Task inputs:
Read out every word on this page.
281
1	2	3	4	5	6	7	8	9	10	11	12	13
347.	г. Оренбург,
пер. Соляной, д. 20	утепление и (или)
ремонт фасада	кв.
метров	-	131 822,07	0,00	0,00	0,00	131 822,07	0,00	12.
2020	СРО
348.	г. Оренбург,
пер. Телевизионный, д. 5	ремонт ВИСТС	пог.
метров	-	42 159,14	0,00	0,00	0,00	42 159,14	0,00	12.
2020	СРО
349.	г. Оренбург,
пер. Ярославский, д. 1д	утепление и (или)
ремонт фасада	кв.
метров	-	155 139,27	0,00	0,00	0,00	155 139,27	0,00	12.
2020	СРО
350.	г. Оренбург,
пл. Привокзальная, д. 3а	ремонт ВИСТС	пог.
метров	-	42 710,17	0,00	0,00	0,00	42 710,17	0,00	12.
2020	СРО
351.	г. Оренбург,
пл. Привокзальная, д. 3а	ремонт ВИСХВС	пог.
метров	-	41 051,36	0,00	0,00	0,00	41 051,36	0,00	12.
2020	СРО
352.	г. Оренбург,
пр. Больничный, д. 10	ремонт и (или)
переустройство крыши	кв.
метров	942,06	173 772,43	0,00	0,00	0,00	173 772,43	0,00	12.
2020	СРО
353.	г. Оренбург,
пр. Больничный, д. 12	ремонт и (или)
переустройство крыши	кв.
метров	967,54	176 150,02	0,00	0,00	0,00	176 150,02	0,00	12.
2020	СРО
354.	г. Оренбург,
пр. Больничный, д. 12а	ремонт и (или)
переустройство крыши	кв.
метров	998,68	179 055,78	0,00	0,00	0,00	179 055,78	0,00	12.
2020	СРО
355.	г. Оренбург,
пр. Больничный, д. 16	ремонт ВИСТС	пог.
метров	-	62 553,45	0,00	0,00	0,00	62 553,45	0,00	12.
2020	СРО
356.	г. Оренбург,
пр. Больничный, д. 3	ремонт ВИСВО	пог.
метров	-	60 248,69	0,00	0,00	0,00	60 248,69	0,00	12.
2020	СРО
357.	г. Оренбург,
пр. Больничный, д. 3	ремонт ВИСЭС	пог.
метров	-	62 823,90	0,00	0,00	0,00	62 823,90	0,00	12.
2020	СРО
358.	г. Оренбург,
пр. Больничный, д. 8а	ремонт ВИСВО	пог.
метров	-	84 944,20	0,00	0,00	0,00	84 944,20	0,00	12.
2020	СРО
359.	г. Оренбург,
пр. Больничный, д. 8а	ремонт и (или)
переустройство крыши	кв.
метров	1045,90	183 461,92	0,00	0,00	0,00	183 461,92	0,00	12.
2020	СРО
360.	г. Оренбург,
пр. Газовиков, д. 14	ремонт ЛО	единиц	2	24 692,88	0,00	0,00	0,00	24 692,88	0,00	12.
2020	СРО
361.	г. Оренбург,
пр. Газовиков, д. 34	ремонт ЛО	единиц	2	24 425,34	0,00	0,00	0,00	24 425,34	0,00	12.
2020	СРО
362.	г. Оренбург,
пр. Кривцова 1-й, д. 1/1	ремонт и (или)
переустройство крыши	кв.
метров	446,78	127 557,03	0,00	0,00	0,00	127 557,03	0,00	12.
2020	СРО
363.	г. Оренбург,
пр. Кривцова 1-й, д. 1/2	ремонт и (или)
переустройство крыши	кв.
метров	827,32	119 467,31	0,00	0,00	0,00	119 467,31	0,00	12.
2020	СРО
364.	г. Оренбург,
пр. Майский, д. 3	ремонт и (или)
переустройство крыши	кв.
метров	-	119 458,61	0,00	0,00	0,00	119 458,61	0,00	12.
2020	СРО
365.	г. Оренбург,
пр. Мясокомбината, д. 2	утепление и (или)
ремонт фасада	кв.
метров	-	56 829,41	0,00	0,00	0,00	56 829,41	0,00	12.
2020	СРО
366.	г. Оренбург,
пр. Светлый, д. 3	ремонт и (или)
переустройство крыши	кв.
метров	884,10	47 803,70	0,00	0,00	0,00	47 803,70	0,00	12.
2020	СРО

Objective: Copy all lines from the material that hold "Привокзальная".

Response to the task:
пл. Привокзальная, д. 3а	ремонт ВИСТС	пог.
пл. Привокзальная, д. 3а	ремонт ВИСХВС	пог.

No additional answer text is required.